Figure record listings
Start

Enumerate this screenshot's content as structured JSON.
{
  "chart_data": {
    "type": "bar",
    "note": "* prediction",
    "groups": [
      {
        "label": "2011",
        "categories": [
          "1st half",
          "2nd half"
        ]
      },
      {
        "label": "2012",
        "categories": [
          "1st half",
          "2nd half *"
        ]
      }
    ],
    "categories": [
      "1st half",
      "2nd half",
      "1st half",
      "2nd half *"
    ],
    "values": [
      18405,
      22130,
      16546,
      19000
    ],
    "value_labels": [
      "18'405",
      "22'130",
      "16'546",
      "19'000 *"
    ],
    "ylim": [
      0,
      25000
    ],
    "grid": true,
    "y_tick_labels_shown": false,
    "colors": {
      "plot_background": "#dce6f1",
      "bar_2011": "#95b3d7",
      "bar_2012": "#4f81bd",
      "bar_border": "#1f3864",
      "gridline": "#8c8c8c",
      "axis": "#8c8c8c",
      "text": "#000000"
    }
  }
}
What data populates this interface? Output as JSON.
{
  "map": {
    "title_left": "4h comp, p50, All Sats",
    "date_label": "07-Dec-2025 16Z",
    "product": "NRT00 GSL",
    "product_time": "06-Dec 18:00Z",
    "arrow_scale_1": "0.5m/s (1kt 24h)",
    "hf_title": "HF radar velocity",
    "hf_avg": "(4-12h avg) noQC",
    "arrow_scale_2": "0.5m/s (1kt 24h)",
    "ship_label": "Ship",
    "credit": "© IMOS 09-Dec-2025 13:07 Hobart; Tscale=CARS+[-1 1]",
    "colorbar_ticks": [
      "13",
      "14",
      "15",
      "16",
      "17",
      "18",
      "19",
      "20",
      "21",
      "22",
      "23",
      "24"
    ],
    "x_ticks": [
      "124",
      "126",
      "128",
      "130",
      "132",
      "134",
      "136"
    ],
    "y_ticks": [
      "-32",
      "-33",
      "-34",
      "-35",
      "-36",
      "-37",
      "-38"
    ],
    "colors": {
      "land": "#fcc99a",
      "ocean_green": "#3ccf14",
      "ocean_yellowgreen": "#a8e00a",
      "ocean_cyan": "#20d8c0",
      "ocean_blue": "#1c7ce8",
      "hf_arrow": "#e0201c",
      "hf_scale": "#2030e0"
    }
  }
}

End

→ **Stated task**
Please list every line of the records that contains "JSON".

→ **Result of this exercise**
Enumerate this screenshot's content as structured JSON.
What data populates this interface? Output as JSON.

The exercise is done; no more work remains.